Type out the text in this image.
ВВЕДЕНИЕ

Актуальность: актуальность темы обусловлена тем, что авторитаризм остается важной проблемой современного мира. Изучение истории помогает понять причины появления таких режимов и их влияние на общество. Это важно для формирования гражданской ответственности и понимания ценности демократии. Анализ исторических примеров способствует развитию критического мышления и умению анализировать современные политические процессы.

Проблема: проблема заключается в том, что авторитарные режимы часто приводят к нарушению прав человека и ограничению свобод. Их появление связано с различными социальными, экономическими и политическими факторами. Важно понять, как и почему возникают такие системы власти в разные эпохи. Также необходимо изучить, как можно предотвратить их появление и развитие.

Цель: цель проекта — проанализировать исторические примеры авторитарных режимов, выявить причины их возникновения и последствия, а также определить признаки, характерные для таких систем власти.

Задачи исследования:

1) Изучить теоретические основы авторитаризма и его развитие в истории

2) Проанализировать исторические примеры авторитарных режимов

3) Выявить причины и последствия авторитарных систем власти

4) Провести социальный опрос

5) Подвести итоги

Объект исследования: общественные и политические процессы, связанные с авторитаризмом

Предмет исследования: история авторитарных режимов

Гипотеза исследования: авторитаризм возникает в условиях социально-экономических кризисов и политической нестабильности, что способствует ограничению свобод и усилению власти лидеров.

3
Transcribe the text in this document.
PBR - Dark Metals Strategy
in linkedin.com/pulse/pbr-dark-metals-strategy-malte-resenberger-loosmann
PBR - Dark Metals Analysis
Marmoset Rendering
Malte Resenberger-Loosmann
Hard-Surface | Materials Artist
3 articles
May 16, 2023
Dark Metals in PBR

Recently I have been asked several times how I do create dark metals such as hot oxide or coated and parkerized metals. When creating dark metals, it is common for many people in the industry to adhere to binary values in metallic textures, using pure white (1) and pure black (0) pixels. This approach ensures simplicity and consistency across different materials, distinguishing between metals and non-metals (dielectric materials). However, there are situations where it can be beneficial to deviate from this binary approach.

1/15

+--

◆ **Written problem**
The whole listing above needs to be written out again exactly.

◆ **Answer for this exercise**
Type out the text in this image.
ВВЕДЕНИЕ

Актуальность: актуальность темы обусловлена тем, что авторитаризм остается важной проблемой современного мира. Изучение истории помогает понять причины появления таких режимов и их влияние на общество. Это важно для формирования гражданской ответственности и понимания ценности демократии. Анализ исторических примеров способствует развитию критического мышления и умению анализировать современные политические процессы.

Проблема: проблема заключается в том, что авторитарные режимы часто приводят к нарушению прав человека и ограничению свобод. Их появление связано с различными социальными, экономическими и политическими факторами. Важно понять, как и почему возникают такие системы власти в разные эпохи. Также необходимо изучить, как можно предотвратить их появление и развитие.

Цель: цель проекта — проанализировать исторические примеры авторитарных режимов, выявить причины их возникновения и последствия, а также определить признаки, характерные для таких систем власти.

Задачи исследования:

1) Изучить теоретические основы авторитаризма и его развитие в истории

2) Проанализировать исторические примеры авторитарных режимов

3) Выявить причины и последствия авторитарных систем власти

4) Провести социальный опрос

5) Подвести итоги

Объект исследования: общественные и политические процессы, связанные с авторитаризмом

Предмет исследования: история авторитарных режимов

Гипотеза исследования: авторитаризм возникает в условиях социально-экономических кризисов и политической нестабильности, что способствует ограничению свобод и усилению власти лидеров.

3
Transcribe the text in this document.
PBR - Dark Metals Strategy
in linkedin.com/pulse/pbr-dark-metals-strategy-malte-resenberger-loosmann
PBR - Dark Metals Analysis
Marmoset Rendering
Malte Resenberger-Loosmann
Hard-Surface | Materials Artist
3 articles
May 16, 2023
Dark Metals in PBR

Recently I have been asked several times how I do create dark metals such as hot oxide or coated and parkerized metals. When creating dark metals, it is common for many people in the industry to adhere to binary values in metallic textures, using pure white (1) and pure black (0) pixels. This approach ensures simplicity and consistency across different materials, distinguishing between metals and non-metals (dielectric materials). However, there are situations where it can be beneficial to deviate from this binary approach.

1/15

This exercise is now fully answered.